>> Begin Information provided

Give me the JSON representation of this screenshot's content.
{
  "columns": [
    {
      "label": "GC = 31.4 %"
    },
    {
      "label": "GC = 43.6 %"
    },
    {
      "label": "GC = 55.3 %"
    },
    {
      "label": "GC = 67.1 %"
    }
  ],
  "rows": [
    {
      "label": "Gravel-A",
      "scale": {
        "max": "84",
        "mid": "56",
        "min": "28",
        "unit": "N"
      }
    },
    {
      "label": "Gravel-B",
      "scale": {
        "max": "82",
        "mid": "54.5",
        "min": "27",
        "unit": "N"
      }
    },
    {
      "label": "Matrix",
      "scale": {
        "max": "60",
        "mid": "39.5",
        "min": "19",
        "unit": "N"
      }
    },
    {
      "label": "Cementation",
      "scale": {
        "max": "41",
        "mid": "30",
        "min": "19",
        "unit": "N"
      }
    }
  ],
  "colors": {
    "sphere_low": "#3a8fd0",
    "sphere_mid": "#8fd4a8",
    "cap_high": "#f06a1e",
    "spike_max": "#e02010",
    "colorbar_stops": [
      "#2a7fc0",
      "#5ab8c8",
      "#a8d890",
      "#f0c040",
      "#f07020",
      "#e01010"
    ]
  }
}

>> End Information provided
>> Begin Information provided

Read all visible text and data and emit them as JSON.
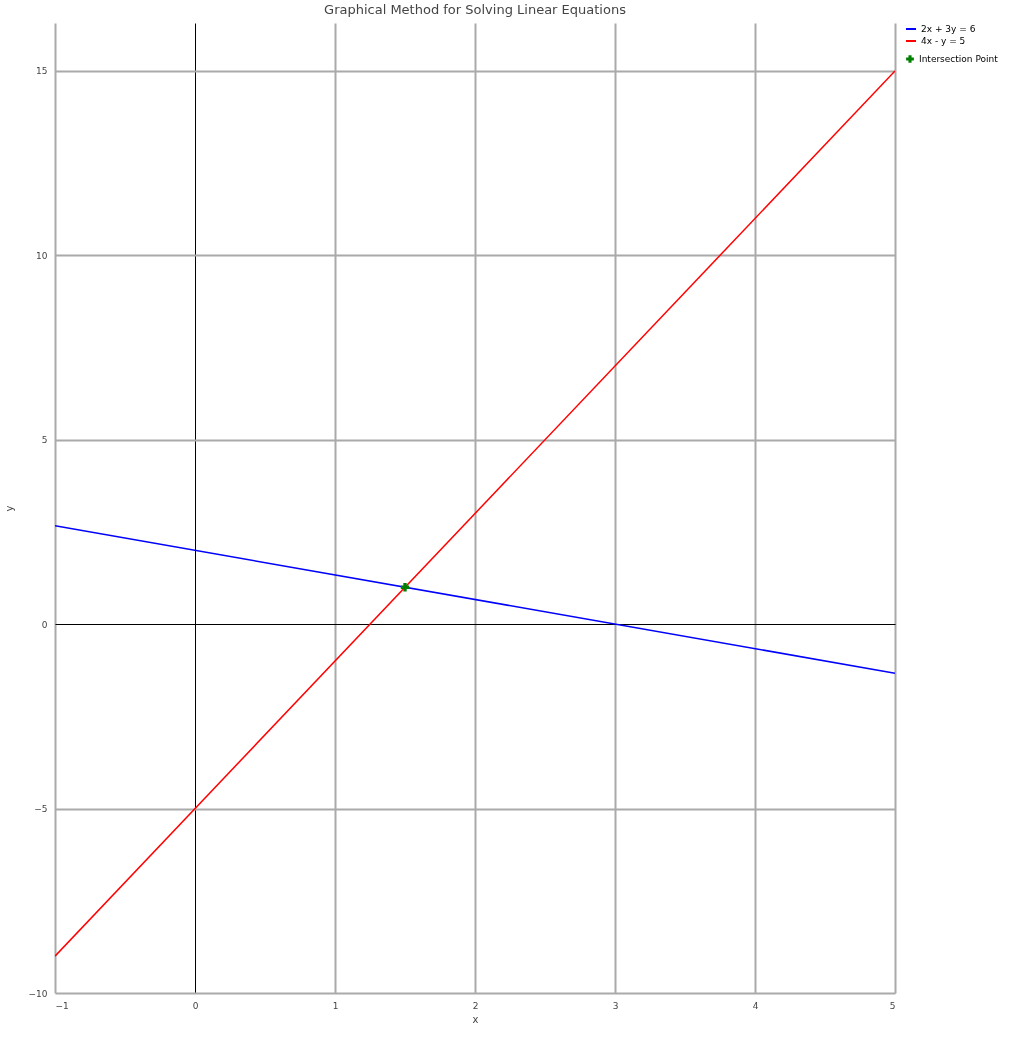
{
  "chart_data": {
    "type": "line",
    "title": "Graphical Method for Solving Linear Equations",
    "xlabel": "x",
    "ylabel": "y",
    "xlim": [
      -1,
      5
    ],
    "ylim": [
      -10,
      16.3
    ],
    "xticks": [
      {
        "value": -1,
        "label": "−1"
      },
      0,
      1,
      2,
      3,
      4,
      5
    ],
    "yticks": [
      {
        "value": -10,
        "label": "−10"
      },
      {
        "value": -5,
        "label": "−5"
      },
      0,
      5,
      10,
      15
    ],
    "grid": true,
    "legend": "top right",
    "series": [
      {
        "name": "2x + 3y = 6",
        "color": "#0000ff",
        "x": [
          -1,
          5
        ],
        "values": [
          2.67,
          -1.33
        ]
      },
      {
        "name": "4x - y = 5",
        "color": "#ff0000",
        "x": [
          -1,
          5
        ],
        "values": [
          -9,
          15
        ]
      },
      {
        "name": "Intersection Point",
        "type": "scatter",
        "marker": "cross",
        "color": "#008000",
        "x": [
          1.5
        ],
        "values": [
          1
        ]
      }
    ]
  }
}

>> End Information provided

Goal
Lines that include the word "JSON" are to be extracted from the data above.

Written reply
Give me the JSON representation of this screenshot's content.
Read all visible text and data and emit them as JSON.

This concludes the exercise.